DO THIS: Present the rows below, from the line holding "Localize each UI" through the line holding "stone-beast-icon <box>169 715 209 735</box>", inclusive, as a numbered list with no blank lines. Leave the pictures out.

== MATERIAL FOR THE TASK

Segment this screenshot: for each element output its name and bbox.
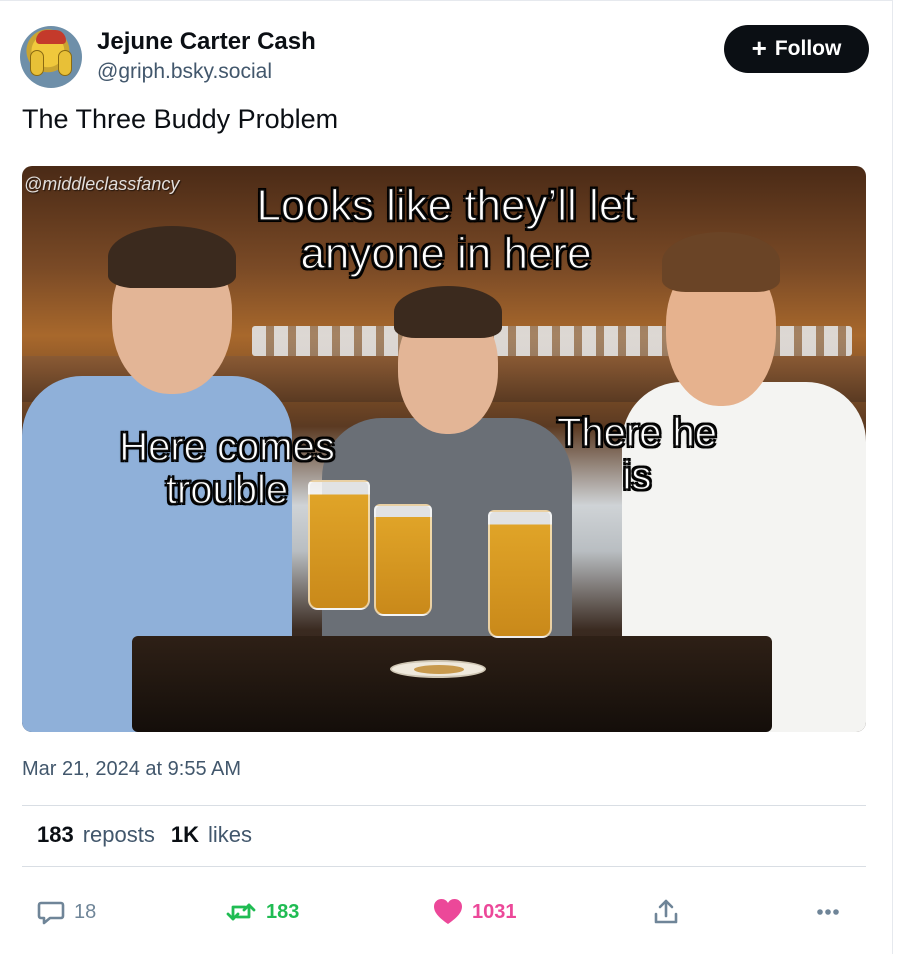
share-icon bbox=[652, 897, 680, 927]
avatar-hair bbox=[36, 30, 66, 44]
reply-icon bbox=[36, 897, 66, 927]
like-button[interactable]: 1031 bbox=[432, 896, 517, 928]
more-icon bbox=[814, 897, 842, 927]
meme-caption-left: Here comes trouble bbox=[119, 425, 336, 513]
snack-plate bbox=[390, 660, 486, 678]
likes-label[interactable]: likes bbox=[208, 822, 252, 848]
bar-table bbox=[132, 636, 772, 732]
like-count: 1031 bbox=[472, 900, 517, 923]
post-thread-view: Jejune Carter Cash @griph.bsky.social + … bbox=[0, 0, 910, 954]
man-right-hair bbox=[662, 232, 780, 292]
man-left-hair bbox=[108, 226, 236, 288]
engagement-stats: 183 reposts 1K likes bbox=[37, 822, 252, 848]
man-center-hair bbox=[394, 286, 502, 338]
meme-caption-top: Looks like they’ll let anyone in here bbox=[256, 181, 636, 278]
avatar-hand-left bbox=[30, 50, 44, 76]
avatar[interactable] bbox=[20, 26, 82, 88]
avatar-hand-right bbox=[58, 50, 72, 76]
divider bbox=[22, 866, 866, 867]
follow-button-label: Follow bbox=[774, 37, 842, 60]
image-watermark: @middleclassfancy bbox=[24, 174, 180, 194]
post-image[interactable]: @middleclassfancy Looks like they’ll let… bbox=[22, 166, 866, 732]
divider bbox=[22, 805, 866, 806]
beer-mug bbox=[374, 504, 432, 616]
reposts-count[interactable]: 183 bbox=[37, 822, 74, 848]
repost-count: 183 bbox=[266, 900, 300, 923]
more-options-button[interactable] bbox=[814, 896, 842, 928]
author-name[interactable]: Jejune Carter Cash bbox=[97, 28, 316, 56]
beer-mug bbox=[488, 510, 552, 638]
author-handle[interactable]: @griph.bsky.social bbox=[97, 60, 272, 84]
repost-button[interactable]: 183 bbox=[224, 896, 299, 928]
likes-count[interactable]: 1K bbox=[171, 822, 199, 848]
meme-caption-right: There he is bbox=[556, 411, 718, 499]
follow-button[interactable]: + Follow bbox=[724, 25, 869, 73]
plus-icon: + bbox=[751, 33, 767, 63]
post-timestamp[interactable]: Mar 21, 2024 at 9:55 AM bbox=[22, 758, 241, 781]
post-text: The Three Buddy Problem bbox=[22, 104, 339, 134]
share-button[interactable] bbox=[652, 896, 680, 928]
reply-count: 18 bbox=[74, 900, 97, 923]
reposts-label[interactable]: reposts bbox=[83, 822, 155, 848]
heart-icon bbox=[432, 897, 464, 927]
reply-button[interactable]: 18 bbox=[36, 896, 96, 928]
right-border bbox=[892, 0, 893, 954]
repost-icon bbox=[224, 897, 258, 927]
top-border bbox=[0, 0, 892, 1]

====
== MATERIAL FOR THE TASK

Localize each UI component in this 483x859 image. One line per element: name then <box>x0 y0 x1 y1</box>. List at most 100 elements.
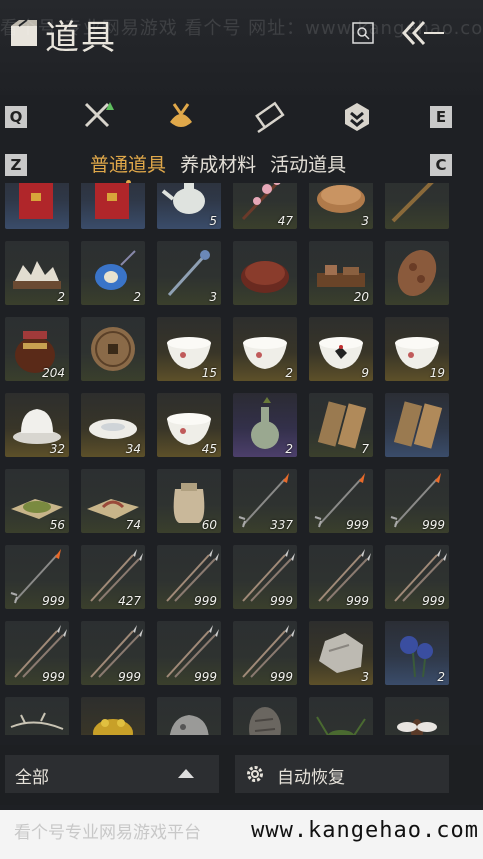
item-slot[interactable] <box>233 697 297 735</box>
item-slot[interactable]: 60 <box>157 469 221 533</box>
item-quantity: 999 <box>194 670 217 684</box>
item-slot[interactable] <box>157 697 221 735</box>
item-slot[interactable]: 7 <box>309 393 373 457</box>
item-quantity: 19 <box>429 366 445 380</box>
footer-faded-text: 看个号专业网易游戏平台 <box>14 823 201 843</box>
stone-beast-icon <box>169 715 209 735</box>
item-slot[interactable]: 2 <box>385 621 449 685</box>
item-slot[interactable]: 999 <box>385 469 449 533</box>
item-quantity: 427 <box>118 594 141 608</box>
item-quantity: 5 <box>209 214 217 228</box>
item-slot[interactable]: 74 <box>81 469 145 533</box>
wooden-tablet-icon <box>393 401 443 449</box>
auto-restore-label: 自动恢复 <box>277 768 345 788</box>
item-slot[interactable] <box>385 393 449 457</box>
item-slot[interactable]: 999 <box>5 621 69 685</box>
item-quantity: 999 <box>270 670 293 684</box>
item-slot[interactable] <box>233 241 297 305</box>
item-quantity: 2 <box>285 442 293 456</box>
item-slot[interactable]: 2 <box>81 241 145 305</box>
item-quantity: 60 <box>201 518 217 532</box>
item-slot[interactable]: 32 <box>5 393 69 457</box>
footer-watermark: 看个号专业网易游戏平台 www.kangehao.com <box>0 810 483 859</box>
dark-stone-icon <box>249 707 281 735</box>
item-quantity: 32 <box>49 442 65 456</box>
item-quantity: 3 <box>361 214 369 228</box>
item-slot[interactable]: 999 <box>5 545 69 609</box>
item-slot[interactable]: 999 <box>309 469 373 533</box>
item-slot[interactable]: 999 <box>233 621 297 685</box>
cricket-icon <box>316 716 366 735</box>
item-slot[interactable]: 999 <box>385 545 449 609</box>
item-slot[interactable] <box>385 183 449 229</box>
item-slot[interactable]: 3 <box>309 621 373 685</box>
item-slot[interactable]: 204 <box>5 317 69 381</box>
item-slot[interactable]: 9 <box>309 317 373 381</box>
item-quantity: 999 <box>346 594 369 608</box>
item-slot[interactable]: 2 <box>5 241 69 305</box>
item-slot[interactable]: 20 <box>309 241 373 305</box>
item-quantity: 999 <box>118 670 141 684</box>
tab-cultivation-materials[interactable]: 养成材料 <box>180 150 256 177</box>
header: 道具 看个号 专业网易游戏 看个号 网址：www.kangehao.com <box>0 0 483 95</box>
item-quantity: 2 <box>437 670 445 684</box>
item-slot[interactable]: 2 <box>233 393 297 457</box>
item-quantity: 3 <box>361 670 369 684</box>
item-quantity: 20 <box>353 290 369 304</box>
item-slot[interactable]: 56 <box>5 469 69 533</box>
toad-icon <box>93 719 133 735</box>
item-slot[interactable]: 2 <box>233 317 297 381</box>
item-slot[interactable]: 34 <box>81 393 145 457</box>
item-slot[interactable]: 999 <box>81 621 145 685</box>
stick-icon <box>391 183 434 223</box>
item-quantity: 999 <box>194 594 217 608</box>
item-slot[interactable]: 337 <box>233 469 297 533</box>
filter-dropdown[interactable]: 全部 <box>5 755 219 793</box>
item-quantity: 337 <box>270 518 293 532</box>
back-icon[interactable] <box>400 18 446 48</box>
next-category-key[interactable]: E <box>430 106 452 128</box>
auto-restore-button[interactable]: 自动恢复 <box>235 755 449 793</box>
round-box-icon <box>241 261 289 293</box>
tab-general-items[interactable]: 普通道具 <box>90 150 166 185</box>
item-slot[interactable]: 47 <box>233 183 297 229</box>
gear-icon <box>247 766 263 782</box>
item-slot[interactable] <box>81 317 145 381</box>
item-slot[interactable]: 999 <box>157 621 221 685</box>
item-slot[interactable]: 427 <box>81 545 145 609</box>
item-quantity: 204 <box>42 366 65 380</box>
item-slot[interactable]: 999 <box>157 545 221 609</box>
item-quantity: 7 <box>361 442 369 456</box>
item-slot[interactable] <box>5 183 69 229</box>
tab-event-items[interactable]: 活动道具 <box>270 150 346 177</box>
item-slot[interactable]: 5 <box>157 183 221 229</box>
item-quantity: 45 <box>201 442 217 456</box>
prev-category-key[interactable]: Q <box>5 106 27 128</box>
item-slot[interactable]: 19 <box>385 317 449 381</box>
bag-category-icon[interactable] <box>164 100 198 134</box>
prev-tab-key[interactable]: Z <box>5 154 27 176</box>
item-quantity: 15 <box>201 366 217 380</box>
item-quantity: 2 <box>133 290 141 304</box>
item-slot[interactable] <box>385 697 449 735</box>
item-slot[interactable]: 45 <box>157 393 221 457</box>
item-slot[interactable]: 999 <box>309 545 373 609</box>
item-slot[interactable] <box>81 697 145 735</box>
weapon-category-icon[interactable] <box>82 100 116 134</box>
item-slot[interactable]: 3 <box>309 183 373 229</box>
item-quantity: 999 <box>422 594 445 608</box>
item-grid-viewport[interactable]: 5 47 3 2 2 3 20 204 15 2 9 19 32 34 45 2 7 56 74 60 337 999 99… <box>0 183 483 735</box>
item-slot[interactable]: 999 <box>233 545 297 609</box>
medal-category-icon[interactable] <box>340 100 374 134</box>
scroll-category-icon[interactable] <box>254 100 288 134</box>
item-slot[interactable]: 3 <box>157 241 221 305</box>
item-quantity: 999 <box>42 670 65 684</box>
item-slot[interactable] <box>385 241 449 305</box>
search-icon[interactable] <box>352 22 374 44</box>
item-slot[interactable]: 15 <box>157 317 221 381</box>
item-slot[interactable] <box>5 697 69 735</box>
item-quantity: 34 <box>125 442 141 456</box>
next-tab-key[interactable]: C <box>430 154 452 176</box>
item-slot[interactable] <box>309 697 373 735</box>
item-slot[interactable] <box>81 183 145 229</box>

====
== MATERIAL FOR THE TASK

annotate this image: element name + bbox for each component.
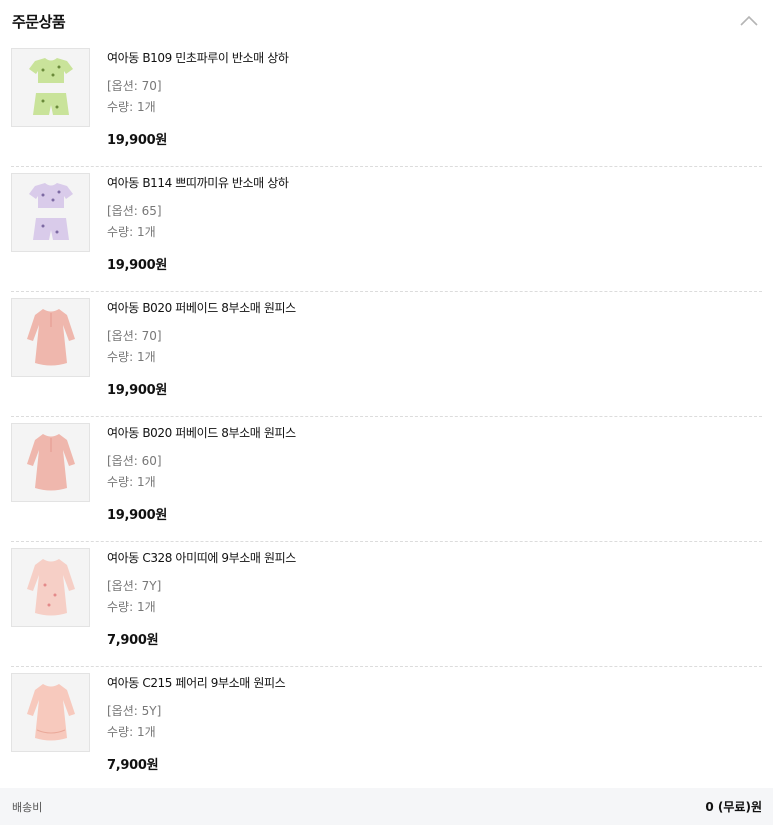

====

RESPONSE BELOW:
1. Localize each UI component in this 483x859 image. One line per element: name then <box>x0 y0 x1 y1</box>. List at most 100 elements.
2. item-slot[interactable] <box>233 697 297 735</box>
3. item-slot[interactable]: 60 <box>157 469 221 533</box>
4. item-quantity: 999 <box>194 670 217 684</box>
5. item-slot[interactable] <box>157 697 221 735</box>
6. item-slot[interactable]: 7 <box>309 393 373 457</box>
7. item-quantity: 19 <box>429 366 445 380</box>
8. footer-faded-text: 看个号专业网易游戏平台 <box>14 823 201 843</box>
9. stone-beast-icon <box>169 715 209 735</box>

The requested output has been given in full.